[Exercise] Reproduce the museum lighting passage word for word from "For museums, these" to "localized heat loads.".
____ Text extract
Today’s immersive museum exhibitions are often far more complex than the conventional track lighting applications typically used in art galleries. Both line-voltage and low-voltage systems can be building-mounted or integral to exhibit components, requiring careful review of the listings, ratings, and distinct installation requirements for each fixture and its support system.

For museums, these typically include exterior ratings as well as ratings for concealed and exposed lighting sources, depending on the nature of the exhibits. Electrical and lighting equipment may be recessed into the exhibit components and architectural elements, requiring hidden but accessible outlets and electrical distribution for maintenance or future changes. Some lighting fixtures, ballasts, and controls must be paired safely with exhibit materials such as wood, metal, polycarbonate, plastics, and the like. In certain cases, active cooling may be needed to offset high, localized heat loads.
________
____ Source data
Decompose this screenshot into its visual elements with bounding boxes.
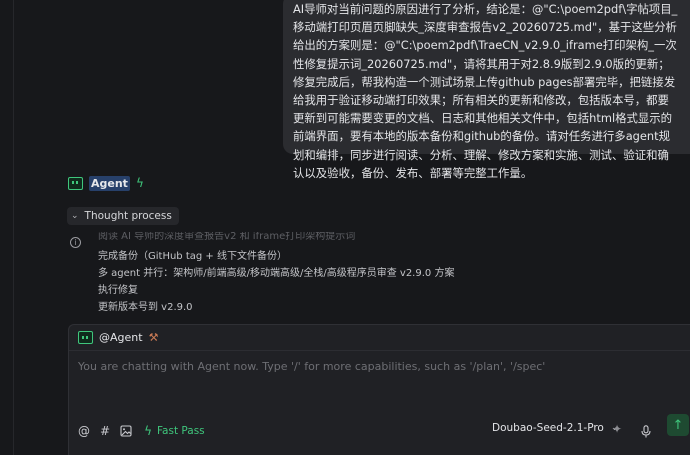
________
[Response to the exercise]
For museums, these typically include exterior ratings as well as ratings for concealed and exposed lighting sources, depending on the nature of the exhibits. Electrical and lighting equipment may be recessed into the exhibit components and architectural elements, requiring hidden but accessible outlets and electrical distribution for maintenance or future changes. Some lighting fixtures, ballasts, and controls must be paired safely with exhibit materials such as wood, metal, polycarbonate, plastics, and the like. In certain cases, active cooling may be needed to offset high, localized heat loads.